__AVAILABLE DATA__
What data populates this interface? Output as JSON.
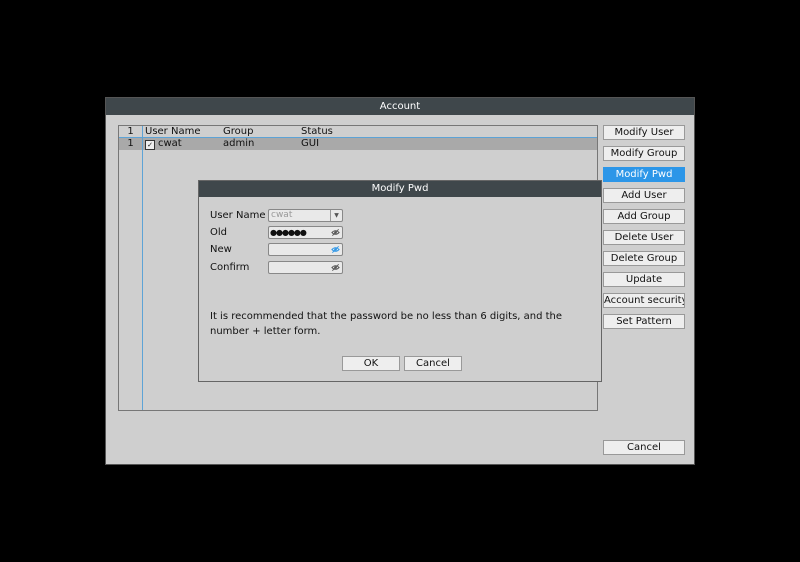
{
  "window": {
    "title": "Account"
  },
  "list": {
    "header": {
      "num": "1",
      "user": "User Name",
      "group": "Group",
      "status": "Status"
    },
    "rows": [
      {
        "num": "1",
        "user": "cwat",
        "group": "admin",
        "status": "GUI",
        "checked": "✓"
      }
    ]
  },
  "side_buttons": {
    "modify_user": "Modify User",
    "modify_group": "Modify Group",
    "modify_pwd": "Modify Pwd",
    "add_user": "Add User",
    "add_group": "Add Group",
    "delete_user": "Delete User",
    "delete_group": "Delete Group",
    "update": "Update",
    "account_security": "Account security",
    "set_pattern": "Set Pattern",
    "cancel": "Cancel"
  },
  "dialog": {
    "title": "Modify Pwd",
    "user_name_label": "User Name",
    "user_name_value": "cwat",
    "old_label": "Old",
    "old_value": "●●●●●●",
    "new_label": "New",
    "new_value": "",
    "confirm_label": "Confirm",
    "confirm_value": "",
    "hint": "It is recommended that the password be no less than 6 digits, and the number + letter form.",
    "ok": "OK",
    "cancel": "Cancel"
  },
  "colors": {
    "titlebar": "#3f474b",
    "accent": "#2c96e8",
    "panel": "#cfcfcf"
  }
}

__WRITTEN INSTRUCTION__
Give back all entries exactly. No pictures belong in the copy.

__TASK SOLUTION__
What data populates this interface? Output as JSON.
{
  "window": {
    "title": "Account"
  },
  "list": {
    "header": {
      "num": "1",
      "user": "User Name",
      "group": "Group",
      "status": "Status"
    },
    "rows": [
      {
        "num": "1",
        "user": "cwat",
        "group": "admin",
        "status": "GUI",
        "checked": "✓"
      }
    ]
  },
  "side_buttons": {
    "modify_user": "Modify User",
    "modify_group": "Modify Group",
    "modify_pwd": "Modify Pwd",
    "add_user": "Add User",
    "add_group": "Add Group",
    "delete_user": "Delete User",
    "delete_group": "Delete Group",
    "update": "Update",
    "account_security": "Account security",
    "set_pattern": "Set Pattern",
    "cancel": "Cancel"
  },
  "dialog": {
    "title": "Modify Pwd",
    "user_name_label": "User Name",
    "user_name_value": "cwat",
    "old_label": "Old",
    "old_value": "●●●●●●",
    "new_label": "New",
    "new_value": "",
    "confirm_label": "Confirm",
    "confirm_value": "",
    "hint": "It is recommended that the password be no less than 6 digits, and the number + letter form.",
    "ok": "OK",
    "cancel": "Cancel"
  },
  "colors": {
    "titlebar": "#3f474b",
    "accent": "#2c96e8",
    "panel": "#cfcfcf"
  }
}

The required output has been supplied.